● **EXERCISE DESCRIPTION**
Check every line below for the word "gmail" and copy the ones that have it.

>> start

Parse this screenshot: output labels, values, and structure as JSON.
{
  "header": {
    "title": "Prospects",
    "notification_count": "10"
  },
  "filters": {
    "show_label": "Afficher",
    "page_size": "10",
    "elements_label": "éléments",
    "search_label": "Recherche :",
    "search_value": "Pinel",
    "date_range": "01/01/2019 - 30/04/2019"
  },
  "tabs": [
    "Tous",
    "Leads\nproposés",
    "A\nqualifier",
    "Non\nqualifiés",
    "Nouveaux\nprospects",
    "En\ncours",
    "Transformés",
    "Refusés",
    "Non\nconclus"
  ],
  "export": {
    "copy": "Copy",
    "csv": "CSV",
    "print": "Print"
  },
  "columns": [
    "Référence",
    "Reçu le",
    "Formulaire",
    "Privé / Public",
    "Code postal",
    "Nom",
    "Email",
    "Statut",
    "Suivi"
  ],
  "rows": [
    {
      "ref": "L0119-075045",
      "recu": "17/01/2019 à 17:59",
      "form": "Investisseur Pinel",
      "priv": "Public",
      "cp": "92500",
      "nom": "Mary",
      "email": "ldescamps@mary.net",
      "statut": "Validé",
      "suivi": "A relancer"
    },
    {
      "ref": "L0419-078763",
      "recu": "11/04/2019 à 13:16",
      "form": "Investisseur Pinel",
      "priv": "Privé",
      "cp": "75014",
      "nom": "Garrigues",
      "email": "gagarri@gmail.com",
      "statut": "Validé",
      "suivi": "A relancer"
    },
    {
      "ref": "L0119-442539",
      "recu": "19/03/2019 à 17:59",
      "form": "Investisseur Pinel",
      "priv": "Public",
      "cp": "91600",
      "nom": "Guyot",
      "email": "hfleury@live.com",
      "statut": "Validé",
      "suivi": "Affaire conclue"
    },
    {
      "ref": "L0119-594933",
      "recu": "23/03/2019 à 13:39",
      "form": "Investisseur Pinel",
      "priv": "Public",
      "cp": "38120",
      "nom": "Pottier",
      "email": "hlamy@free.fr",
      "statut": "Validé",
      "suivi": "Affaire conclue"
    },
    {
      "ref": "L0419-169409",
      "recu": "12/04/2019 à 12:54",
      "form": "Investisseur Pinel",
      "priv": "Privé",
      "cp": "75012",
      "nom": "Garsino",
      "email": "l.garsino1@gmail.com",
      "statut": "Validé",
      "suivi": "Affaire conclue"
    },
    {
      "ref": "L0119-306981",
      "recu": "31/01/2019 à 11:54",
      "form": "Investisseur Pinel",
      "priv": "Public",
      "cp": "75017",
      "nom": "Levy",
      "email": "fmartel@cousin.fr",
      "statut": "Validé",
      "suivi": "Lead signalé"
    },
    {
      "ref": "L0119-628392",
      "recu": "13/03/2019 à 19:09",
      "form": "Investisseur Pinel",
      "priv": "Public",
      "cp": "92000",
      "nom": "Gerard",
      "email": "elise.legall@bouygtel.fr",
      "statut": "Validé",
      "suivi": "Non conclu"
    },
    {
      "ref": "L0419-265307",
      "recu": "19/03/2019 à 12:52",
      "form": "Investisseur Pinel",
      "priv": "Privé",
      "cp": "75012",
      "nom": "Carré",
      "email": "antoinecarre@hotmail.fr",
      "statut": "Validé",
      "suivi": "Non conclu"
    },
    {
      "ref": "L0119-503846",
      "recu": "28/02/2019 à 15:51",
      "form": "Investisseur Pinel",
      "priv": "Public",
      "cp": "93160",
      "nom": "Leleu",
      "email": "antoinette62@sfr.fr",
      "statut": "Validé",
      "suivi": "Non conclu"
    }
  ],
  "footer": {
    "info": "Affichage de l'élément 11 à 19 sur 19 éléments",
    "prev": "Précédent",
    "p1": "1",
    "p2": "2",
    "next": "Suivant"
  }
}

>> end

● **OUTPUT OF THE TASK**
      "email": "gagarri@gmail.com",
      "email": "l.garsino1@gmail.com",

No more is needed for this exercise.